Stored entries
- - -

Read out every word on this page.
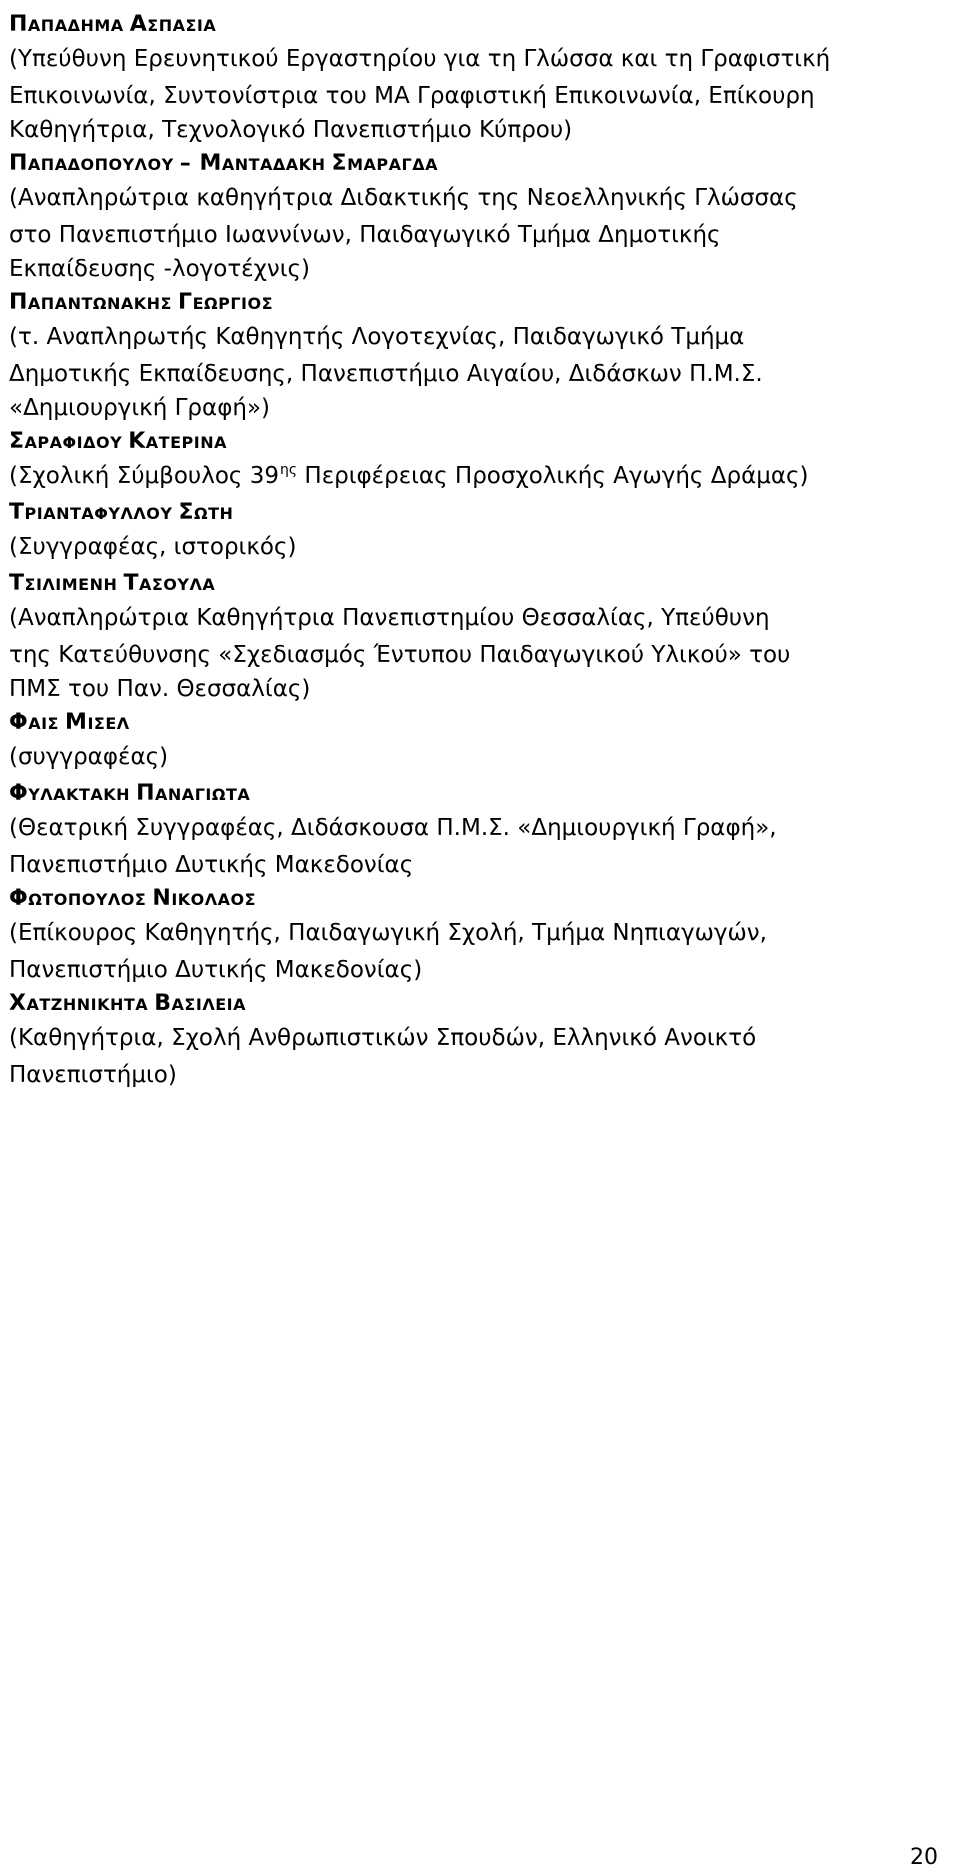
ΠΑΠΑΔΗΜΑ ΑΣΠΑΣΙΑ
(Υπεύθυνη Ερευνητικού Εργαστηρίου για τη Γλώσσα και τη Γραφιστική
Επικοινωνία, Συντονίστρια του ΜΑ Γραφιστική Επικοινωνία, Επίκουρη
Καθηγήτρια, Τεχνολογικό Πανεπιστήμιο Κύπρου)
ΠΑΠΑΔΟΠΟΥΛΟΥ – ΜΑΝΤΑΔΑΚΗ ΣΜΑΡΑΓΔΑ
(Αναπληρώτρια καθηγήτρια Διδακτικής της Νεοελληνικής Γλώσσας
στο Πανεπιστήμιο Ιωαννίνων, Παιδαγωγικό Τμήμα Δημοτικής
Εκπαίδευσης -λογοτέχνις)
ΠΑΠΑΝΤΩΝΑΚΗΣ ΓΕΩΡΓΙΟΣ
(τ. Αναπληρωτής Καθηγητής Λογοτεχνίας, Παιδαγωγικό Τμήμα
Δημοτικής Εκπαίδευσης, Πανεπιστήμιο Αιγαίου, Διδάσκων Π.Μ.Σ.
«Δημιουργική Γραφή»)
ΣΑΡΑΦΙΔΟΥ ΚΑΤΕΡΙΝΑ
(Σχολική Σύμβουλος $39^{\eta\varsigma}$ Περιφέρειας Προσχολικής Αγωγής Δράμας)
ΤΡΙΑΝΤΑΦΥΛΛΟΥ ΣΩΤΗ
(Συγγραφέας, ιστορικός)
ΤΣΙΛΙΜΕΝΗ ΤΑΣΟΥΛΑ
(Αναπληρώτρια Καθηγήτρια Πανεπιστημίου Θεσσαλίας, Υπεύθυνη
της Κατεύθυνσης «Σχεδιασμός Έντυπου Παιδαγωγικού Υλικού» του
ΠΜΣ του Παν. Θεσσαλίας)
ΦΑΙΣ ΜΙΣΕΛ
(συγγραφέας)
ΦΥΛΑΚΤΑΚΗ ΠΑΝΑΓΙΩΤΑ
(Θεατρική Συγγραφέας, Διδάσκουσα Π.Μ.Σ. «Δημιουργική Γραφή»,
Πανεπιστήμιο Δυτικής Μακεδονίας
ΦΩΤΟΠΟΥΛΟΣ ΝΙΚΟΛΑΟΣ
(Επίκουρος Καθηγητής, Παιδαγωγική Σχολή, Τμήμα Νηπιαγωγών,
Πανεπιστήμιο Δυτικής Μακεδονίας)
ΧΑΤΖΗΝΙΚΗΤΑ ΒΑΣΙΛΕΙΑ
(Καθηγήτρια, Σχολή Ανθρωπιστικών Σπουδών, Ελληνικό Ανοικτό
Πανεπιστήμιο)
20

- - -

Your goal »
Set each line of the records down exactly, leaving every picture out.

Worked answer »
Read out every word on this page.
ΠΑΠΑΔΗΜΑ ΑΣΠΑΣΙΑ
(Υπεύθυνη Ερευνητικού Εργαστηρίου για τη Γλώσσα και τη Γραφιστική
Επικοινωνία, Συντονίστρια του ΜΑ Γραφιστική Επικοινωνία, Επίκουρη
Καθηγήτρια, Τεχνολογικό Πανεπιστήμιο Κύπρου)
ΠΑΠΑΔΟΠΟΥΛΟΥ – ΜΑΝΤΑΔΑΚΗ ΣΜΑΡΑΓΔΑ
(Αναπληρώτρια καθηγήτρια Διδακτικής της Νεοελληνικής Γλώσσας
στο Πανεπιστήμιο Ιωαννίνων, Παιδαγωγικό Τμήμα Δημοτικής
Εκπαίδευσης -λογοτέχνις)
ΠΑΠΑΝΤΩΝΑΚΗΣ ΓΕΩΡΓΙΟΣ
(τ. Αναπληρωτής Καθηγητής Λογοτεχνίας, Παιδαγωγικό Τμήμα
Δημοτικής Εκπαίδευσης, Πανεπιστήμιο Αιγαίου, Διδάσκων Π.Μ.Σ.
«Δημιουργική Γραφή»)
ΣΑΡΑΦΙΔΟΥ ΚΑΤΕΡΙΝΑ
(Σχολική Σύμβουλος $39^{\eta\varsigma}$ Περιφέρειας Προσχολικής Αγωγής Δράμας)
ΤΡΙΑΝΤΑΦΥΛΛΟΥ ΣΩΤΗ
(Συγγραφέας, ιστορικός)
ΤΣΙΛΙΜΕΝΗ ΤΑΣΟΥΛΑ
(Αναπληρώτρια Καθηγήτρια Πανεπιστημίου Θεσσαλίας, Υπεύθυνη
της Κατεύθυνσης «Σχεδιασμός Έντυπου Παιδαγωγικού Υλικού» του
ΠΜΣ του Παν. Θεσσαλίας)
ΦΑΙΣ ΜΙΣΕΛ
(συγγραφέας)
ΦΥΛΑΚΤΑΚΗ ΠΑΝΑΓΙΩΤΑ
(Θεατρική Συγγραφέας, Διδάσκουσα Π.Μ.Σ. «Δημιουργική Γραφή»,
Πανεπιστήμιο Δυτικής Μακεδονίας
ΦΩΤΟΠΟΥΛΟΣ ΝΙΚΟΛΑΟΣ
(Επίκουρος Καθηγητής, Παιδαγωγική Σχολή, Τμήμα Νηπιαγωγών,
Πανεπιστήμιο Δυτικής Μακεδονίας)
ΧΑΤΖΗΝΙΚΗΤΑ ΒΑΣΙΛΕΙΑ
(Καθηγήτρια, Σχολή Ανθρωπιστικών Σπουδών, Ελληνικό Ανοικτό
Πανεπιστήμιο)
20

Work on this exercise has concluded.